"""

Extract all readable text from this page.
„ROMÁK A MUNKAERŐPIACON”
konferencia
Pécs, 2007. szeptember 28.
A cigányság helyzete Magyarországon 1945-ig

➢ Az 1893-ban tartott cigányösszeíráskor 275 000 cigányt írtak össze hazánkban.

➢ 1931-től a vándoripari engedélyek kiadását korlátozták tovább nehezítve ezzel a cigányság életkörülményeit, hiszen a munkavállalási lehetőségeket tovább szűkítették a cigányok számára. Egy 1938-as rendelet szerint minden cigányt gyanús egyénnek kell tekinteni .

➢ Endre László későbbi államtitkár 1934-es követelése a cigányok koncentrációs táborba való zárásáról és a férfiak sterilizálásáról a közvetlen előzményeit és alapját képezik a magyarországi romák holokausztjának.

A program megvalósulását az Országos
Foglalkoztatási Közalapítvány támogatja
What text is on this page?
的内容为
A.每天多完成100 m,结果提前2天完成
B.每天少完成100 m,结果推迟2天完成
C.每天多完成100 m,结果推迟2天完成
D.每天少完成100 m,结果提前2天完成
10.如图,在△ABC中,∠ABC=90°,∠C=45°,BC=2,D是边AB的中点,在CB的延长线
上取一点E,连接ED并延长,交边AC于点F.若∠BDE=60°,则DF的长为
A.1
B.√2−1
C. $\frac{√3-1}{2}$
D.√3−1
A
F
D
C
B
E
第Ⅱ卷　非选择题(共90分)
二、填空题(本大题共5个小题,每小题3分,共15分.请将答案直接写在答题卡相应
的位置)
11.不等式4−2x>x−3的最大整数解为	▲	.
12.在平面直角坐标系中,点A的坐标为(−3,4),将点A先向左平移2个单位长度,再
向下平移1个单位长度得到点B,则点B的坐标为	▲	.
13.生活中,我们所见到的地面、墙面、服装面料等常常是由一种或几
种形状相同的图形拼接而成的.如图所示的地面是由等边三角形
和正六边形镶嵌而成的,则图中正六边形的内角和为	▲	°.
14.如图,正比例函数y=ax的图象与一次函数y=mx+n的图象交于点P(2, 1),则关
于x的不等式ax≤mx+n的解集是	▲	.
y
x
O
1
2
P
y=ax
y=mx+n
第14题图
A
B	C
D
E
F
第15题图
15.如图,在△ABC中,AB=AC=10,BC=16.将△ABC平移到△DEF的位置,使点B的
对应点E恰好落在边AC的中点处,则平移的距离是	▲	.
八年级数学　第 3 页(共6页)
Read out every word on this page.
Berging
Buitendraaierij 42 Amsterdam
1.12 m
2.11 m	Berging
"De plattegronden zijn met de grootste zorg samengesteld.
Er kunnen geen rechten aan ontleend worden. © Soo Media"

"""

- Stated task: Above are some records; repeat all of them exactly.

- Written response:
Extract all readable text from this page.
„ROMÁK A MUNKAERŐPIACON”
konferencia
Pécs, 2007. szeptember 28.
A cigányság helyzete Magyarországon 1945-ig

➢ Az 1893-ban tartott cigányösszeíráskor 275 000 cigányt írtak össze hazánkban.

➢ 1931-től a vándoripari engedélyek kiadását korlátozták tovább nehezítve ezzel a cigányság életkörülményeit, hiszen a munkavállalási lehetőségeket tovább szűkítették a cigányok számára. Egy 1938-as rendelet szerint minden cigányt gyanús egyénnek kell tekinteni .

➢ Endre László későbbi államtitkár 1934-es követelése a cigányok koncentrációs táborba való zárásáról és a férfiak sterilizálásáról a közvetlen előzményeit és alapját képezik a magyarországi romák holokausztjának.

A program megvalósulását az Országos
Foglalkoztatási Közalapítvány támogatja
What text is on this page?
的内容为
A.每天多完成100 m,结果提前2天完成
B.每天少完成100 m,结果推迟2天完成
C.每天多完成100 m,结果推迟2天完成
D.每天少完成100 m,结果提前2天完成
10.如图,在△ABC中,∠ABC=90°,∠C=45°,BC=2,D是边AB的中点,在CB的延长线
上取一点E,连接ED并延长,交边AC于点F.若∠BDE=60°,则DF的长为
A.1
B.√2−1
C. $\frac{√3-1}{2}$
D.√3−1
A
F
D
C
B
E
第Ⅱ卷　非选择题(共90分)
二、填空题(本大题共5个小题,每小题3分,共15分.请将答案直接写在答题卡相应
的位置)
11.不等式4−2x>x−3的最大整数解为	▲	.
12.在平面直角坐标系中,点A的坐标为(−3,4),将点A先向左平移2个单位长度,再
向下平移1个单位长度得到点B,则点B的坐标为	▲	.
13.生活中,我们所见到的地面、墙面、服装面料等常常是由一种或几
种形状相同的图形拼接而成的.如图所示的地面是由等边三角形
和正六边形镶嵌而成的,则图中正六边形的内角和为	▲	°.
14.如图,正比例函数y=ax的图象与一次函数y=mx+n的图象交于点P(2, 1),则关
于x的不等式ax≤mx+n的解集是	▲	.
y
x
O
1
2
P
y=ax
y=mx+n
第14题图
A
B	C
D
E
F
第15题图
15.如图,在△ABC中,AB=AC=10,BC=16.将△ABC平移到△DEF的位置,使点B的
对应点E恰好落在边AC的中点处,则平移的距离是	▲	.
八年级数学　第 3 页(共6页)
Read out every word on this page.
Berging
Buitendraaierij 42 Amsterdam
1.12 m
2.11 m	Berging
"De plattegronden zijn met de grootste zorg samengesteld.
Er kunnen geen rechten aan ontleend worden. © Soo Media"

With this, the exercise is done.